Records from a collection:
[BEGIN]

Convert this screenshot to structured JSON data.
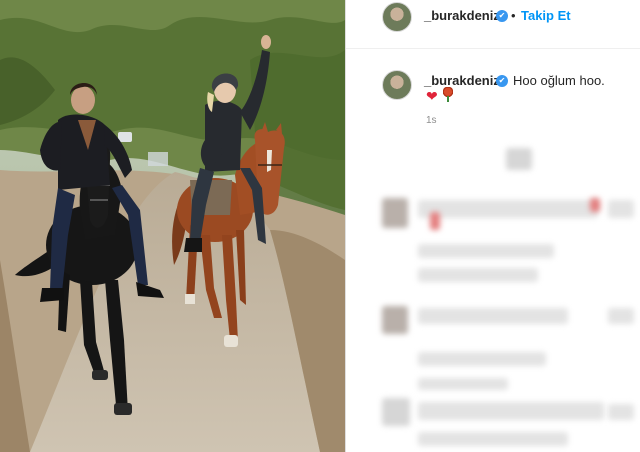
{
  "post": {
    "username": "_burakdeniz",
    "verified_mark": "✔",
    "follow_label": "Takip Et",
    "separator": "•",
    "caption": "Hoo oğlum hoo.",
    "emoji_heart": "❤",
    "time_ago": "1s"
  },
  "icons": {
    "verified": "verified-badge-icon",
    "heart": "heart-emoji",
    "rose": "rose-emoji"
  },
  "colors": {
    "follow": "#0095f6",
    "verified": "#3897f0",
    "heart": "#e0243a"
  }
}
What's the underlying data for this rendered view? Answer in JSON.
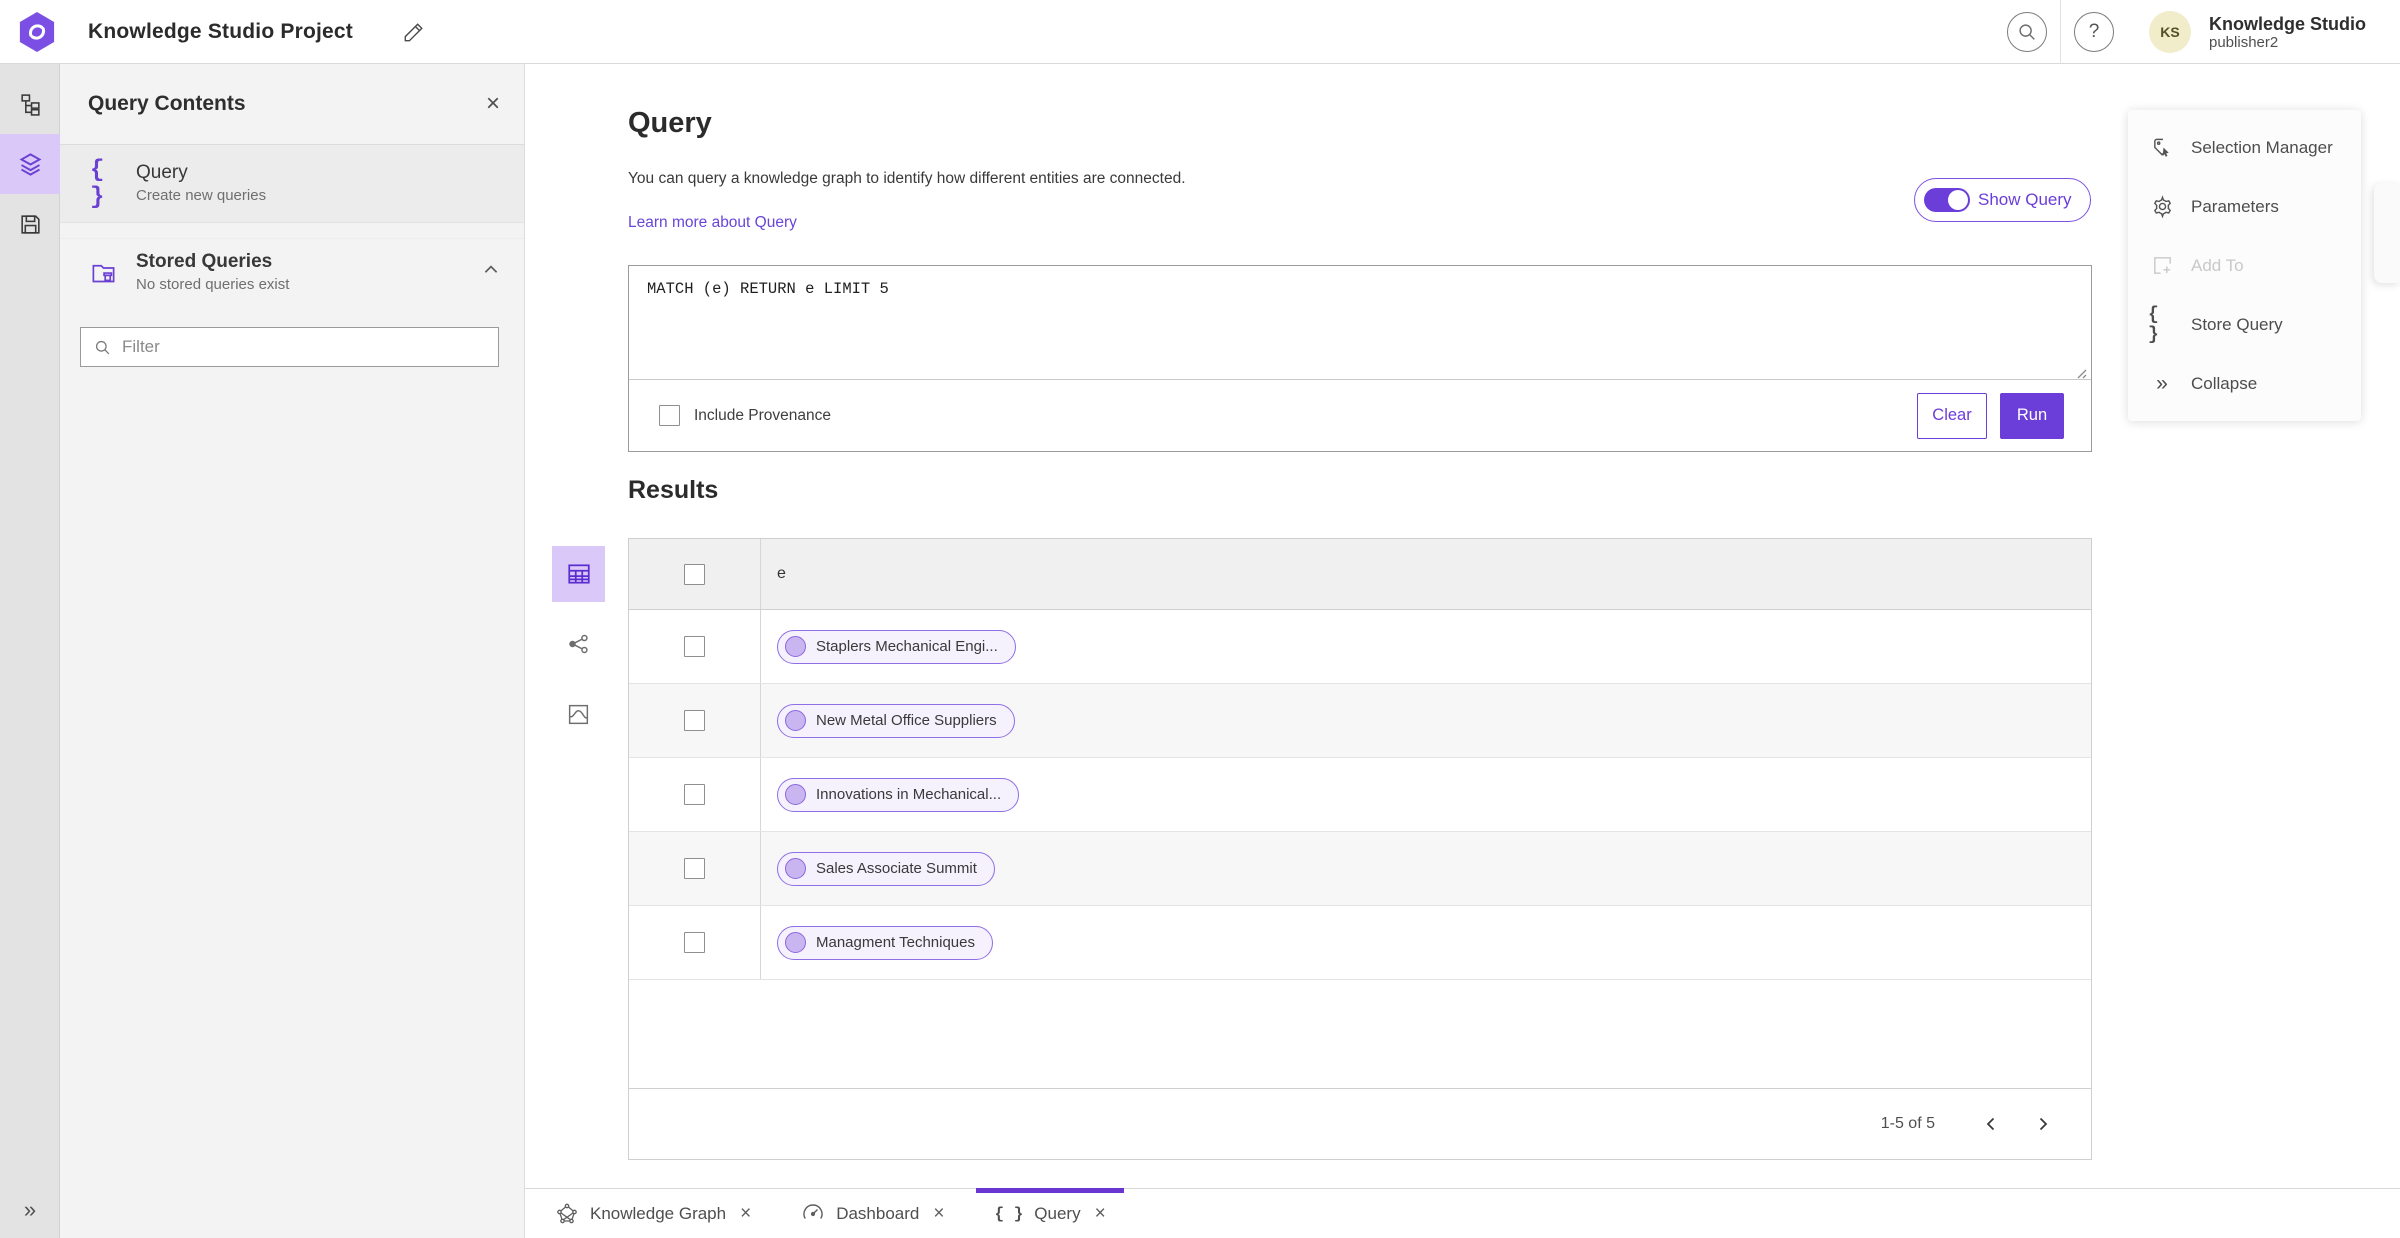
{
  "header": {
    "title": "Knowledge Studio Project",
    "user_name": "Knowledge Studio",
    "user_role": "publisher2",
    "avatar_initials": "KS",
    "help_glyph": "?"
  },
  "left_panel": {
    "title": "Query Contents",
    "close_glyph": "×",
    "query_item": {
      "label": "Query",
      "description": "Create new queries"
    },
    "stored_item": {
      "label": "Stored Queries",
      "description": "No stored queries exist"
    },
    "filter_placeholder": "Filter"
  },
  "query_section": {
    "heading": "Query",
    "description": "You can query a knowledge graph to identify how different entities are connected.",
    "learn_more": "Learn more about Query",
    "show_query_label": "Show Query",
    "query_text": "MATCH (e) RETURN e LIMIT 5",
    "include_provenance_label": "Include Provenance",
    "clear_label": "Clear",
    "run_label": "Run"
  },
  "results": {
    "heading": "Results",
    "column_header": "e",
    "rows": [
      {
        "label": "Staplers Mechanical Engi..."
      },
      {
        "label": "New Metal Office Suppliers"
      },
      {
        "label": "Innovations in Mechanical..."
      },
      {
        "label": "Sales Associate Summit"
      },
      {
        "label": "Managment Techniques"
      }
    ],
    "pagination": {
      "range_label": "1-5 of 5"
    }
  },
  "right_menu": {
    "items": [
      {
        "label": "Selection Manager"
      },
      {
        "label": "Parameters"
      },
      {
        "label": "Add To"
      },
      {
        "label": "Store Query"
      },
      {
        "label": "Collapse"
      }
    ],
    "braces_glyph": "{ }",
    "collapse_glyph": "»"
  },
  "bottom_tabs": [
    {
      "label": "Knowledge Graph"
    },
    {
      "label": "Dashboard"
    },
    {
      "label": "Query"
    }
  ],
  "misc": {
    "expand_glyph": "»",
    "tab_close_glyph": "×",
    "braces_glyph": "{ }"
  },
  "colors": {
    "primary_purple": "#6b3dd9",
    "active_highlight": "#d9c8f8",
    "pill_border": "#8f6fe6",
    "pill_background": "#f5f1fd",
    "link": "#6945d8",
    "avatar_background": "#f1ecca",
    "active_tab_indicator": "#6a35d0"
  }
}
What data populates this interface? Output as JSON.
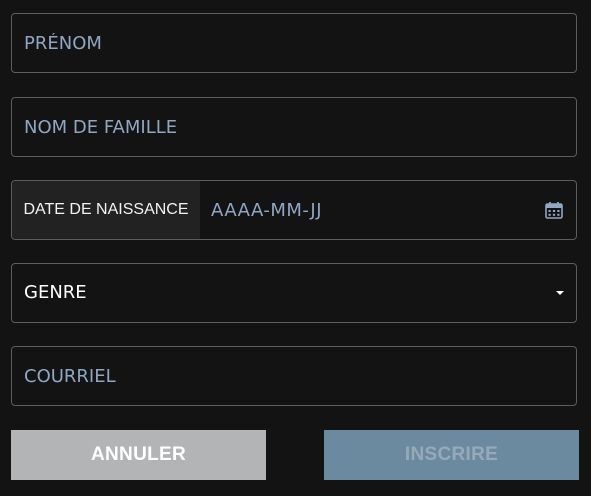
{
  "form": {
    "prenom": {
      "placeholder": "PRÉNOM",
      "value": ""
    },
    "nom_de_famille": {
      "placeholder": "NOM DE FAMILLE",
      "value": ""
    },
    "date_de_naissance": {
      "prefix_label": "DATE DE NAISSANCE",
      "placeholder": "AAAA-MM-JJ",
      "value": "",
      "icon": "calendar-icon"
    },
    "genre": {
      "selected": "GENRE",
      "icon": "caret-down-icon"
    },
    "courriel": {
      "placeholder": "COURRIEL",
      "value": ""
    }
  },
  "buttons": {
    "annuler_label": "ANNULER",
    "inscrire_label": "INSCRIRE"
  },
  "colors": {
    "background": "#131313",
    "border": "#5d5d5d",
    "placeholder": "#8fa7c2",
    "cancel_button": "#b3b4b6",
    "submit_button_disabled": "#6b8aa0"
  }
}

[END]

Written exercise: Find the lines that include the string "title", then copy each of them.

Correct result:
    "title": "Knowledge Studio Project",
    "title": "Query Contents",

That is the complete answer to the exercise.